AIM OF THE TASK:
In the entries below, identify every line with the string "time" and copy it.

════════════════

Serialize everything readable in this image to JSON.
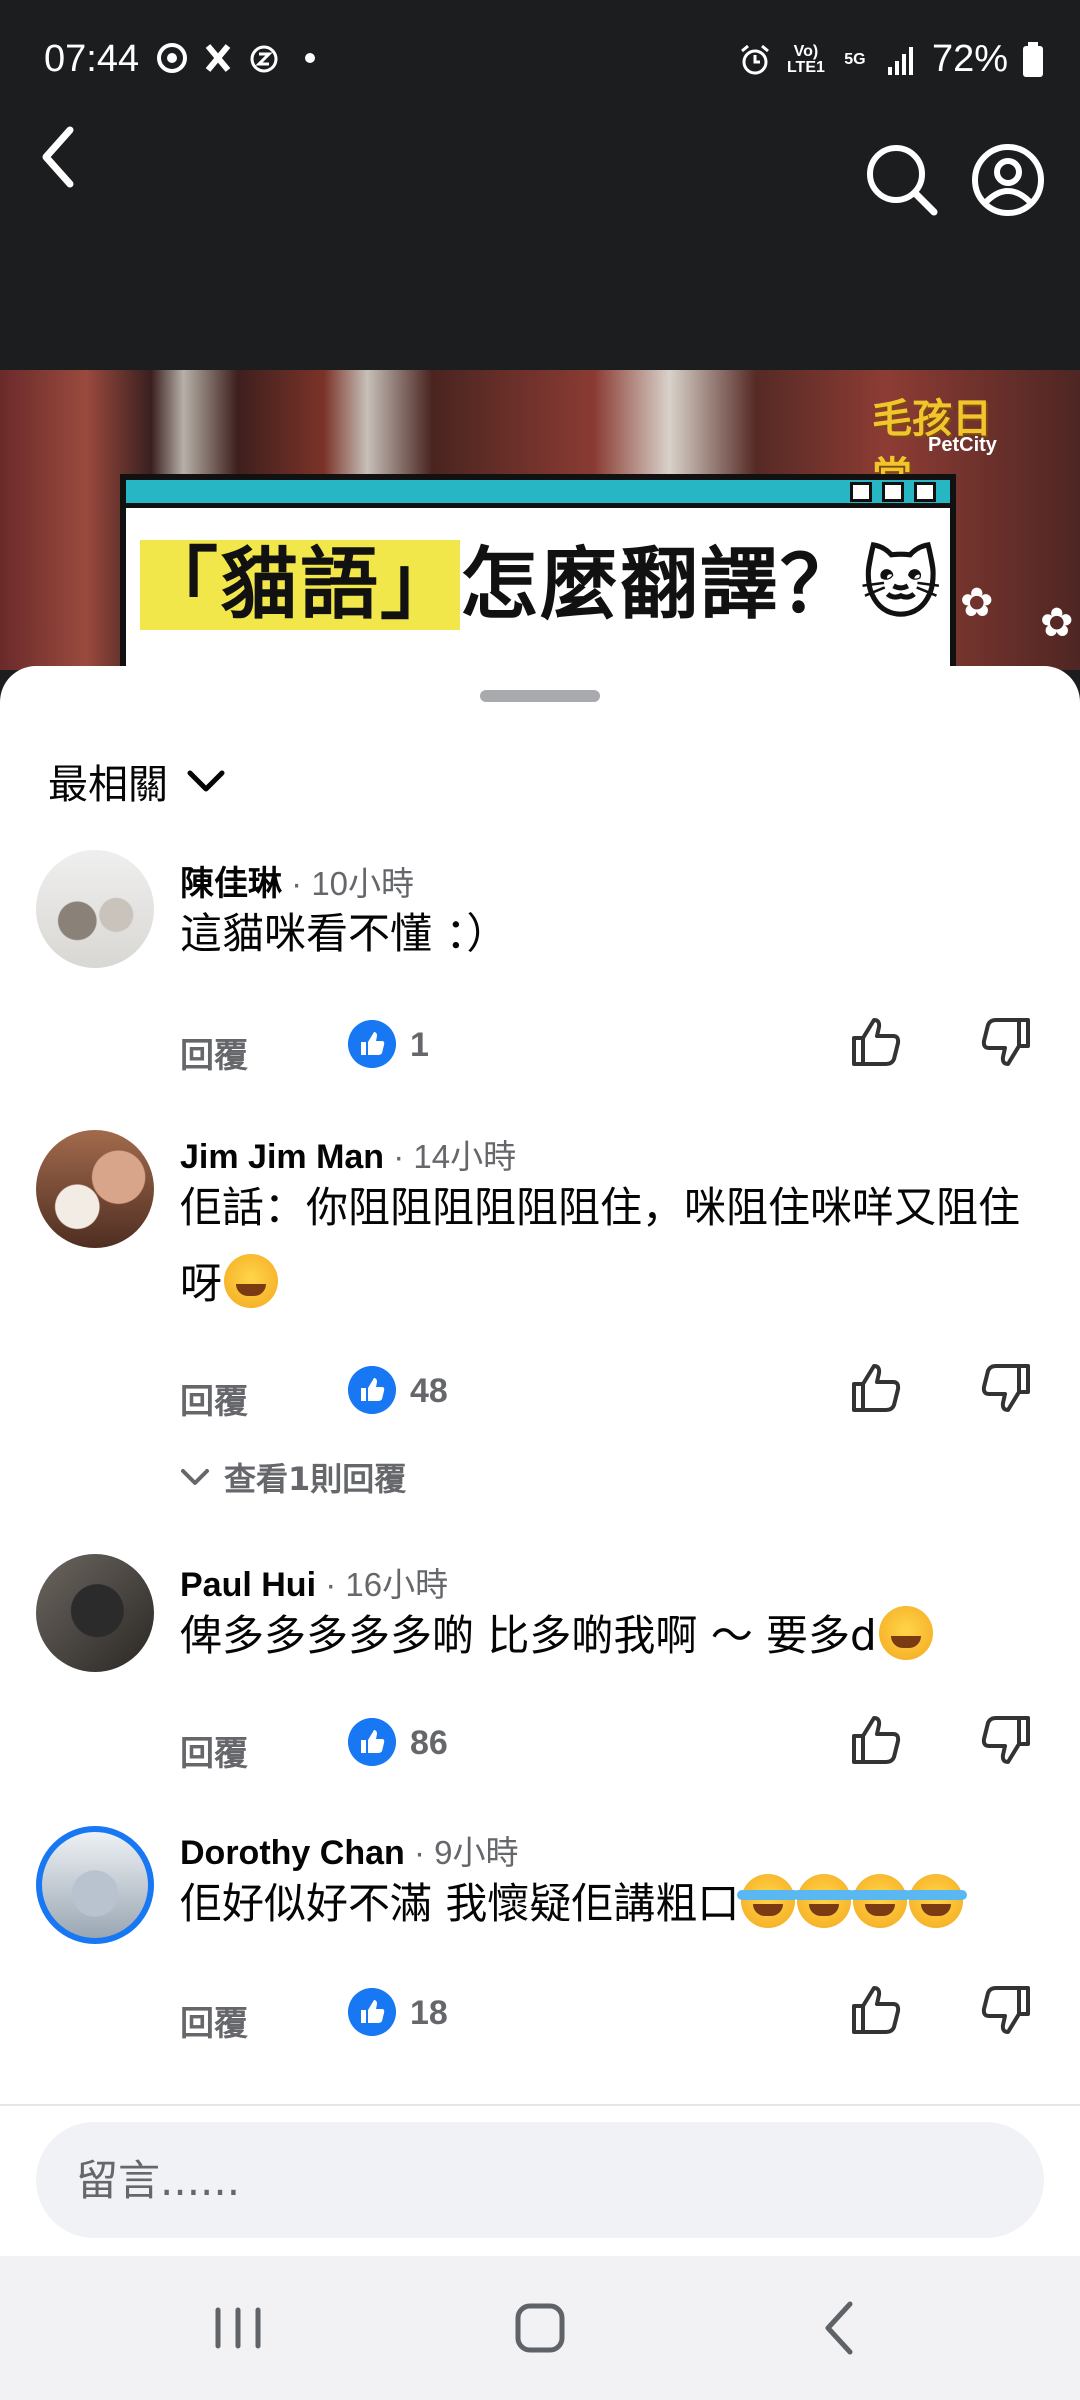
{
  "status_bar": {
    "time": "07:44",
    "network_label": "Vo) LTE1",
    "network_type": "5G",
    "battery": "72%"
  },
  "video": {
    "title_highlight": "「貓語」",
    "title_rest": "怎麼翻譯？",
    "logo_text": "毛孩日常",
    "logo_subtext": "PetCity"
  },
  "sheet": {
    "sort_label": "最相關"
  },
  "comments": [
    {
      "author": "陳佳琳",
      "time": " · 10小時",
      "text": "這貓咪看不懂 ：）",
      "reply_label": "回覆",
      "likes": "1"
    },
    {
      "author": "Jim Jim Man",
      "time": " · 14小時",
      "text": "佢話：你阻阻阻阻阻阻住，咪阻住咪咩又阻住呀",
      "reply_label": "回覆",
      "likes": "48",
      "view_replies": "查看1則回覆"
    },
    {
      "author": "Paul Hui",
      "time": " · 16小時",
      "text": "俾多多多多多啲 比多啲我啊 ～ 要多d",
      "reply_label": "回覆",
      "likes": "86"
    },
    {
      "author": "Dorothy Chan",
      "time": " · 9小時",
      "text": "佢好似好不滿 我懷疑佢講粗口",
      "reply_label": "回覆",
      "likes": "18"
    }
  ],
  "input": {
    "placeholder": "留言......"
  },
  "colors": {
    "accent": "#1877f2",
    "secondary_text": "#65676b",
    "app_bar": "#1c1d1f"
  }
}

════════════════

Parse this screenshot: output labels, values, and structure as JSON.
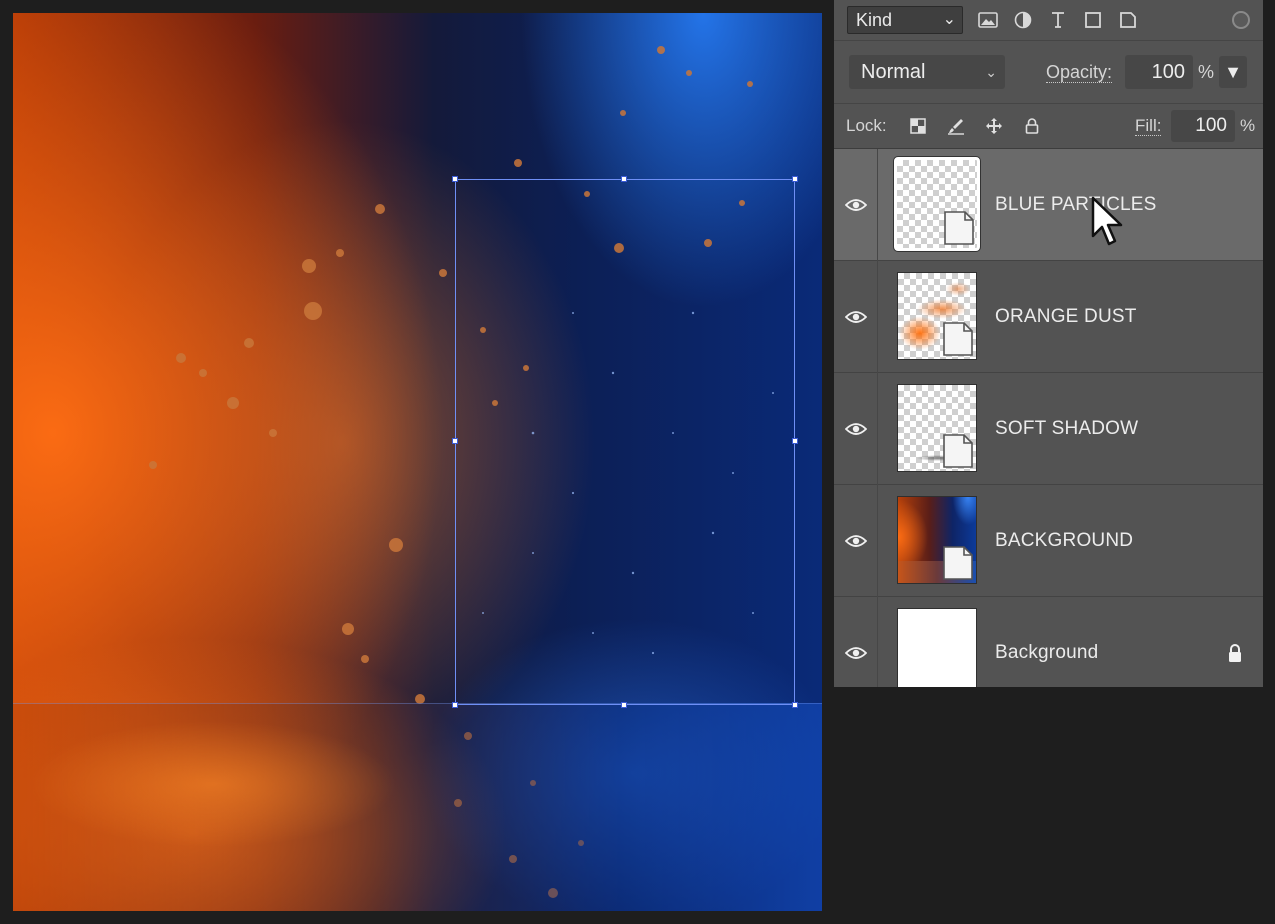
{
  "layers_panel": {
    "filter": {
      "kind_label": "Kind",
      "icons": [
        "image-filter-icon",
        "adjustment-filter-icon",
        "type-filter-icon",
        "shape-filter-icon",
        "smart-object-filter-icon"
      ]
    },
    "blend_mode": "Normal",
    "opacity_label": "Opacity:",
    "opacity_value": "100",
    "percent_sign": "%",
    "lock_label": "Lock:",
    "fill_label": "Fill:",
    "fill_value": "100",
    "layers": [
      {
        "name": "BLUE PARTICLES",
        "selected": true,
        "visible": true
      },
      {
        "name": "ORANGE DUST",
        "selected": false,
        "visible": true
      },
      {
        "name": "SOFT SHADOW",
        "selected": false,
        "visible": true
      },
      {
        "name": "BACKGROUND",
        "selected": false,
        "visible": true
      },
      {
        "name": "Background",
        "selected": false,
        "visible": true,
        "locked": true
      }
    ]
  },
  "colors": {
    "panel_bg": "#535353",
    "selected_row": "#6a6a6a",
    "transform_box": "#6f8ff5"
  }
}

════════════════

RESULT OF THE EXERCISE:
    "time": "07:44",
      "time": " · 10小時",
      "time": " · 14小時",
      "time": " · 16小時",
      "time": " · 9小時",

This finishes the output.